** begin Passage **
# Kanji id on satoshi nakagawa knife



## JoelV (Jun 27, 2022)

I’ve finally received my new knife: satoshi nakagawa ginsan 3 240mm gyuto and I looked at the lexicon and found most of the stamped kanji but on the front it’s chiseled so I got lots of hard time getting the right one.

If some kanji expert could enlightened me it would helpful.

Thanks!


----------



## adam92 (Jun 27, 2022)

Brand: hatsukokoro

How about other side? 
Did you see kanji like 中川作？


----------



## Se1ryu (Jun 28, 2022)

JoelV said:


> I’ve finally received my new knife: satoshi nakagawa ginsan 3 240mm gyuto and I looked at the lexicon and found most of the stamped kanji but on the front it’s chiseled so I got lots of hard time getting the right one.
> 
> If some kanji expert could enlightened me it would helpful.
** end Passage **
** begin Data provided **
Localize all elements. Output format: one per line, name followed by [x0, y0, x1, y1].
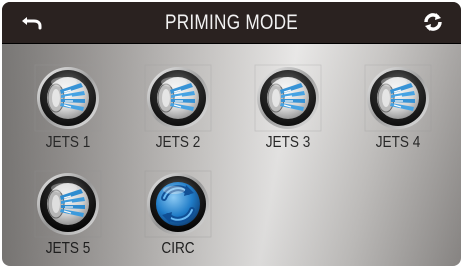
** end Data provided **
Answer these questions from the knife thread:
1. What blade length does JoelV give for the gyuto?
2. What brand does adam92 name?
3. Which kanji does adam92 ask whether JoelV saw on the other side?

1. 240mm
2. Hatsukokoro
3. 中川作